▸ **WHAT YOU ARE ASKED TO DO**: In the data below, find each line containing the string "content" and return it.

▸ **DATASET RECORDS**:

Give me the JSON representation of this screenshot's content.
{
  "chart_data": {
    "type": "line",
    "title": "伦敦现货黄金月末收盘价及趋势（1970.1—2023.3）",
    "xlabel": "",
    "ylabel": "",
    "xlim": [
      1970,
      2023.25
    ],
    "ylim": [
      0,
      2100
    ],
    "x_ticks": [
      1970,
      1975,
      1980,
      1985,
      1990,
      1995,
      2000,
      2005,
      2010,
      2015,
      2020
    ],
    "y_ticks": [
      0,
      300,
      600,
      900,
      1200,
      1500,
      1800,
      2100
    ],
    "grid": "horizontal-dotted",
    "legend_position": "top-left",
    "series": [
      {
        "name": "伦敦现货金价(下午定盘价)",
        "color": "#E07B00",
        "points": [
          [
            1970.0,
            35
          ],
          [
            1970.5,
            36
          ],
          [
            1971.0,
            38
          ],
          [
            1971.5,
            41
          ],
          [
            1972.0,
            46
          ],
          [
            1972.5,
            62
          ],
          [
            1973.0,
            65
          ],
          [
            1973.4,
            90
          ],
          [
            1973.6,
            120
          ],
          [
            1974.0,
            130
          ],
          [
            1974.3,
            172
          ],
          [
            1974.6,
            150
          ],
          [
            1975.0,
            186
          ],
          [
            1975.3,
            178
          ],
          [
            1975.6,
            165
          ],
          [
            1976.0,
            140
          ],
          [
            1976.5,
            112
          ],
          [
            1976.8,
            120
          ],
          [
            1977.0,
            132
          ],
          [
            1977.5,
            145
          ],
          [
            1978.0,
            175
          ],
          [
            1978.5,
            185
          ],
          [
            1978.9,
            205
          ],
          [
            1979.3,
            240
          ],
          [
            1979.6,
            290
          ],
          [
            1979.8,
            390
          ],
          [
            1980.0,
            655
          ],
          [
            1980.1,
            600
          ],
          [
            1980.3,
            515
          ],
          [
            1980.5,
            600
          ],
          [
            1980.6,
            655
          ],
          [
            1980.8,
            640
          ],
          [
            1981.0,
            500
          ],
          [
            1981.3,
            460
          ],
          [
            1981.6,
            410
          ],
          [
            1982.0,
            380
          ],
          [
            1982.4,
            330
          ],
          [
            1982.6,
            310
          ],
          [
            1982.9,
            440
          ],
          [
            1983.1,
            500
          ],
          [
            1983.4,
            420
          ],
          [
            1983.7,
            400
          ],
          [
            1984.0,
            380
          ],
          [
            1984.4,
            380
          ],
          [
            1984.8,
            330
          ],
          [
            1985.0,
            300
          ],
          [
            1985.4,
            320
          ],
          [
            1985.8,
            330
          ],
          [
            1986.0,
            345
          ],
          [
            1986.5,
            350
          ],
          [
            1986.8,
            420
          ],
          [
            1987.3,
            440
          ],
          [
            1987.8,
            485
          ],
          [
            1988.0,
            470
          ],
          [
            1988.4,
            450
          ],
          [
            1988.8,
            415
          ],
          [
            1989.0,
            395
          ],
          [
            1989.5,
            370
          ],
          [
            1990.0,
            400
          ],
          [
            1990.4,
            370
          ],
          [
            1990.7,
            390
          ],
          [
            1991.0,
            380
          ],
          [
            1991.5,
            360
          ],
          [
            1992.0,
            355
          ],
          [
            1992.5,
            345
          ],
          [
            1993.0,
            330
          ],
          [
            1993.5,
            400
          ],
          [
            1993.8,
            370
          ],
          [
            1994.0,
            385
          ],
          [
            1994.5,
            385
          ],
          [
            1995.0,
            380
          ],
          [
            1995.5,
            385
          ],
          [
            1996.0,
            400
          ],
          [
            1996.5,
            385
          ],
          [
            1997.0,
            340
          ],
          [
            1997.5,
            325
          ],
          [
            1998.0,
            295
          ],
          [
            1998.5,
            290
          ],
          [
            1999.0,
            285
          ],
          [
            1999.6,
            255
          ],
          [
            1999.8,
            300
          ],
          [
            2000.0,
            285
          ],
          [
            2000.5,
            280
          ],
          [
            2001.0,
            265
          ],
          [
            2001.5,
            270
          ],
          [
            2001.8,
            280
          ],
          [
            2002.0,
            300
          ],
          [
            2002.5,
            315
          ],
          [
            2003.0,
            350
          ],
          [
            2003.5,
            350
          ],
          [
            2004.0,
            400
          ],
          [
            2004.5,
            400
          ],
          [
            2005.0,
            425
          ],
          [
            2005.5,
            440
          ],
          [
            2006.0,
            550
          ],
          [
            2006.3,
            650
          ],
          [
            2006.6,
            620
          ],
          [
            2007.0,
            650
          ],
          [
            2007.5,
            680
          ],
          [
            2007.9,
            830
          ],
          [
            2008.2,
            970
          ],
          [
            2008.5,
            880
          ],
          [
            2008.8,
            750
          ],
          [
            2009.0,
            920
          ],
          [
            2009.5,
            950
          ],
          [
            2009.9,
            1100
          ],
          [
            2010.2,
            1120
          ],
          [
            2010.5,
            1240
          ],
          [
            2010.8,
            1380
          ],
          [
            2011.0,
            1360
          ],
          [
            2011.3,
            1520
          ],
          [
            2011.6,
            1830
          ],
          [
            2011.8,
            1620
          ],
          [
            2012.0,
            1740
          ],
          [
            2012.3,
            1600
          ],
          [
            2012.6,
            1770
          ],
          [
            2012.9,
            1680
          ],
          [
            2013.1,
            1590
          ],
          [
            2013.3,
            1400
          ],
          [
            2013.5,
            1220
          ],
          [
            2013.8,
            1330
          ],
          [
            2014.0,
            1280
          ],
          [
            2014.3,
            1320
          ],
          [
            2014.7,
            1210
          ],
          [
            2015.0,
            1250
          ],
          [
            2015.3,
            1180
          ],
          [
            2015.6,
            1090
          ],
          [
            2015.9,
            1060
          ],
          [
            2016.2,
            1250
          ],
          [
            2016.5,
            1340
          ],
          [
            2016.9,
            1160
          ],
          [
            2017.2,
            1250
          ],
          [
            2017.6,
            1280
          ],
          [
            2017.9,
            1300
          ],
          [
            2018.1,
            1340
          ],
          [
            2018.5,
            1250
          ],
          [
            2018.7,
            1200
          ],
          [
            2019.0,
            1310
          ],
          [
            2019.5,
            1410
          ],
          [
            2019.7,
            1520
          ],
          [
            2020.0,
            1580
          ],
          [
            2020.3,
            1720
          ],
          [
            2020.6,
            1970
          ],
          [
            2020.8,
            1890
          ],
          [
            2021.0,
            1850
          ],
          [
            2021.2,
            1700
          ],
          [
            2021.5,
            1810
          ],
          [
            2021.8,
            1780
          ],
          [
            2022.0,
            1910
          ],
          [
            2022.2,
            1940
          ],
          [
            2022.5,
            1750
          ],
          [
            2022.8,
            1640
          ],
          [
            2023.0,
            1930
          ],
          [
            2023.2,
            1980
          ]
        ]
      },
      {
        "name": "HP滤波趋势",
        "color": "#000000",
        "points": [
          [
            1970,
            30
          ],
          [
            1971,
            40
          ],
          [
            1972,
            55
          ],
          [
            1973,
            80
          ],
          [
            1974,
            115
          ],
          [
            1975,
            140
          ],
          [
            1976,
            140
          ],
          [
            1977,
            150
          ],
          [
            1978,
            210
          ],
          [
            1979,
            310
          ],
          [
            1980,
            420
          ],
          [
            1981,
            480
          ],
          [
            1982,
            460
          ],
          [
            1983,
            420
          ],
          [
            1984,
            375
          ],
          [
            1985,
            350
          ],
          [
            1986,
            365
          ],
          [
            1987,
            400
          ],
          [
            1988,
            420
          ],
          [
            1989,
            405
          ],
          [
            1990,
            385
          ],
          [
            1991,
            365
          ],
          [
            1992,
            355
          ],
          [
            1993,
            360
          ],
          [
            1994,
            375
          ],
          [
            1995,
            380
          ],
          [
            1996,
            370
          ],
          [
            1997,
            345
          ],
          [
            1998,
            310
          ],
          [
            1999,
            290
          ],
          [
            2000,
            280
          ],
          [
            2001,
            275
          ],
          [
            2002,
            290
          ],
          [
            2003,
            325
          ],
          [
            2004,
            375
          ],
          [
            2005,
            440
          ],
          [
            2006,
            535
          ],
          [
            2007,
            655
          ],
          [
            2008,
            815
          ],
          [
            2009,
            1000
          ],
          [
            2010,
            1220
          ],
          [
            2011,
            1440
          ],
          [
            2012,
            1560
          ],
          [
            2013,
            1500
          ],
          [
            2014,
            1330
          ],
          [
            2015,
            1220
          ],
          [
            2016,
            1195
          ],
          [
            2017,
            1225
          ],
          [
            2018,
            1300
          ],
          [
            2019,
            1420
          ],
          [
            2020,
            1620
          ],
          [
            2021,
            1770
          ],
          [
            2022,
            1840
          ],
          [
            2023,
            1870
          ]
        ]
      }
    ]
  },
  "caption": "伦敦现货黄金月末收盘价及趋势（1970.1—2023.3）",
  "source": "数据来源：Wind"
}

...

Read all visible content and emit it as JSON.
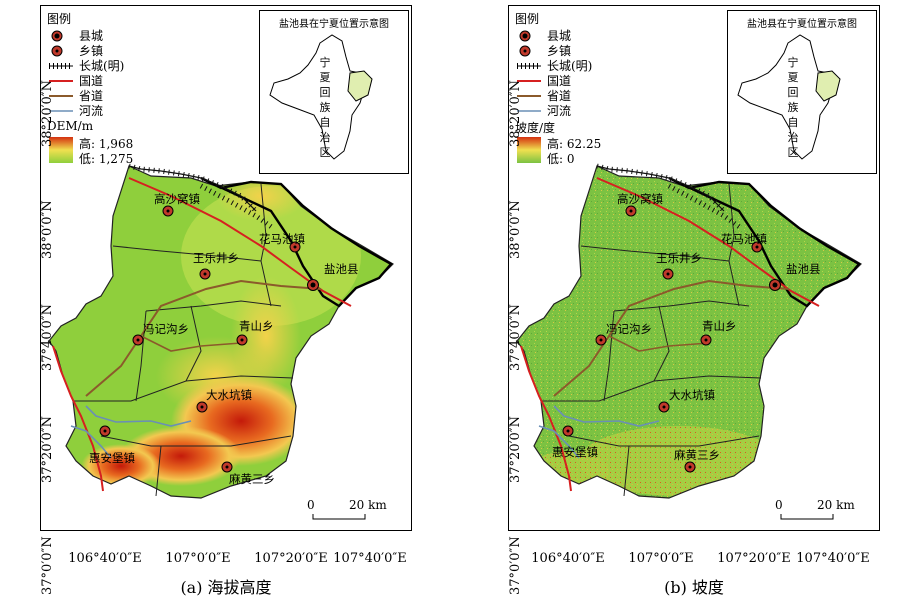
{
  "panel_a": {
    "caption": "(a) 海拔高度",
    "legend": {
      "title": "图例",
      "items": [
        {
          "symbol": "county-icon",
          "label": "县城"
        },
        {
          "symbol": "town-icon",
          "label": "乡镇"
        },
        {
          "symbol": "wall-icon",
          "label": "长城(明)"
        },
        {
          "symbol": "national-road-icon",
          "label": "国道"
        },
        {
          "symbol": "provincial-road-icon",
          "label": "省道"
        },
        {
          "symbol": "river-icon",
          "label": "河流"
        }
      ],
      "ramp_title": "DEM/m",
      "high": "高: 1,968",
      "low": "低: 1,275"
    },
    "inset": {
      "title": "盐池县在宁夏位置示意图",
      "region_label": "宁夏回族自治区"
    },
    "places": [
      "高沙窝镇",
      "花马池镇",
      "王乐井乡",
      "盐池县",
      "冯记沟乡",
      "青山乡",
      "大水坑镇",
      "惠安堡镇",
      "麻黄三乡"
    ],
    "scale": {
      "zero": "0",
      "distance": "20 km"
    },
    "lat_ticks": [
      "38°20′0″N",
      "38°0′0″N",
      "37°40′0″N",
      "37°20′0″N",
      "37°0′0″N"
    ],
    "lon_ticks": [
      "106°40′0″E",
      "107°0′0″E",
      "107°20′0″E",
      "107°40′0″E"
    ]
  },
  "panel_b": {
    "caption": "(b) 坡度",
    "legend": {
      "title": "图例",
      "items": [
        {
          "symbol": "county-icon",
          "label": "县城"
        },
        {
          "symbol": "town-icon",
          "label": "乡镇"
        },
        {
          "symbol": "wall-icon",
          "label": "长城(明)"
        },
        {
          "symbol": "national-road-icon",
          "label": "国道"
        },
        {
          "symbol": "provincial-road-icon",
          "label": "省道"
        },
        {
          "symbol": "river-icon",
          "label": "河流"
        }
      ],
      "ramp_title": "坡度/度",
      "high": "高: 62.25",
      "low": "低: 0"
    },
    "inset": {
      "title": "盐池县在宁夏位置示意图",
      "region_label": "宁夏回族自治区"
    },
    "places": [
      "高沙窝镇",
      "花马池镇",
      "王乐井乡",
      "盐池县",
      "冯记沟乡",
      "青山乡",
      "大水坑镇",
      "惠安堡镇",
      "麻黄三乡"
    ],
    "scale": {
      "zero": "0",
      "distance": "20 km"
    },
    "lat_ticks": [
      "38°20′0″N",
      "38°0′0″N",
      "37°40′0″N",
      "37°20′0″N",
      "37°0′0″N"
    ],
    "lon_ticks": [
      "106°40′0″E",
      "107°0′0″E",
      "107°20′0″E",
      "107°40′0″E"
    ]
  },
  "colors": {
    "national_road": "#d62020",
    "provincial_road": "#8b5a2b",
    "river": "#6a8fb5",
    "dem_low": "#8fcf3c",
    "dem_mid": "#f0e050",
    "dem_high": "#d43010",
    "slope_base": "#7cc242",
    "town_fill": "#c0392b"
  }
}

...

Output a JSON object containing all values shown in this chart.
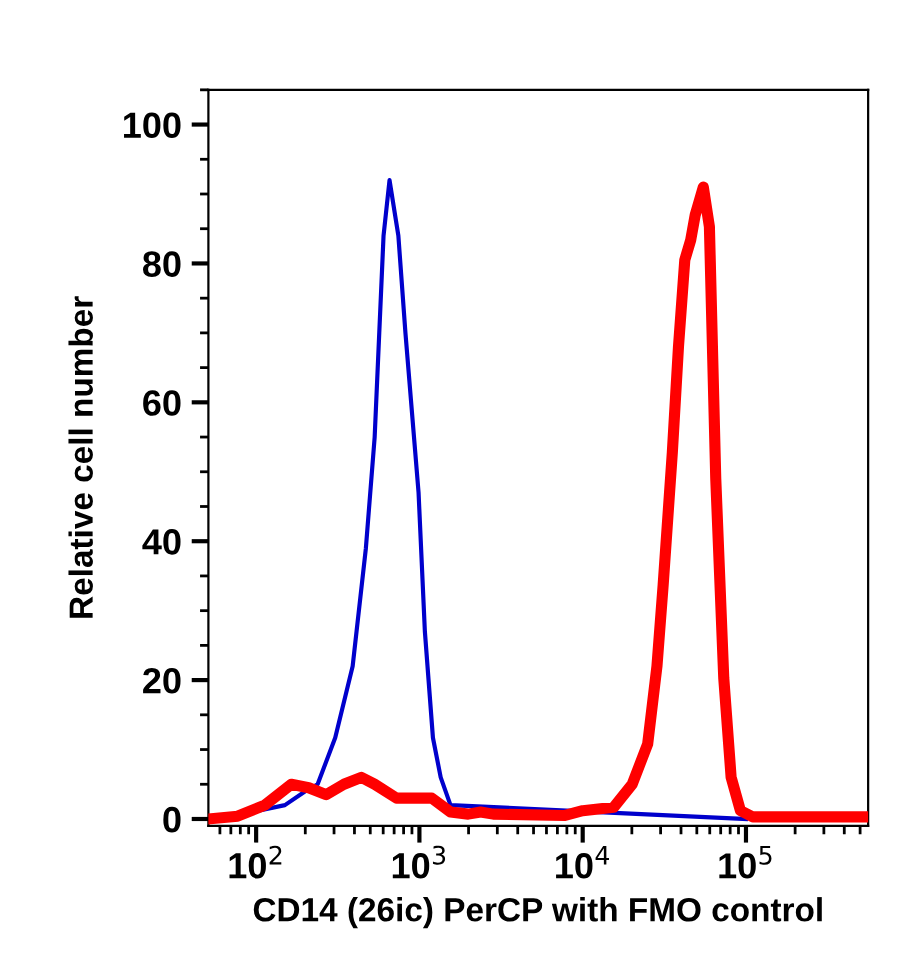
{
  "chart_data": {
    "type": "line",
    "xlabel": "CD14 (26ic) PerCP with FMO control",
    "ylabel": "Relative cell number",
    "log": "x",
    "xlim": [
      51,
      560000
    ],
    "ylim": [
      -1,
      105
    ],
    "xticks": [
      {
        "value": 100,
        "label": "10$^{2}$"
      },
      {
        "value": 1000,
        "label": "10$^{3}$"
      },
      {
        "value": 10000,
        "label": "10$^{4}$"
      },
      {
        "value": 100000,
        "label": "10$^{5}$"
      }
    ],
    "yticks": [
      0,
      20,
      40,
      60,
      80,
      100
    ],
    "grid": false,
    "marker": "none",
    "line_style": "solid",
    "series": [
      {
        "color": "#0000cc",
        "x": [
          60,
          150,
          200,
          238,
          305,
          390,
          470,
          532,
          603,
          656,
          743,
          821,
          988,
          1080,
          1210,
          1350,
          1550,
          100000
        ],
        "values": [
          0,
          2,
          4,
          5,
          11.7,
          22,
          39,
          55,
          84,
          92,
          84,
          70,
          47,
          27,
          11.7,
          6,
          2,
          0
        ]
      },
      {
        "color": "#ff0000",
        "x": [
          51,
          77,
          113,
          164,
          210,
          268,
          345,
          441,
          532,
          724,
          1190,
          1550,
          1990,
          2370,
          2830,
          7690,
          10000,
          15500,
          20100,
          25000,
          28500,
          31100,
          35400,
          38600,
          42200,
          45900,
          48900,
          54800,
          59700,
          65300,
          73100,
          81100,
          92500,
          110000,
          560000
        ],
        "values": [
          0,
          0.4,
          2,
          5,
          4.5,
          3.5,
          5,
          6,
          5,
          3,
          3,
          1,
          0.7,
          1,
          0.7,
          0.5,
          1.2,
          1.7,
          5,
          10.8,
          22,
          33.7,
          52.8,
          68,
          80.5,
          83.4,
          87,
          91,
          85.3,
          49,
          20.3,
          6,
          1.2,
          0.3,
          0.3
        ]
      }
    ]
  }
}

▸ **FINAL ANSWER**:
Give me the JSON representation of this screenshot's content.
Read all visible content and emit it as JSON.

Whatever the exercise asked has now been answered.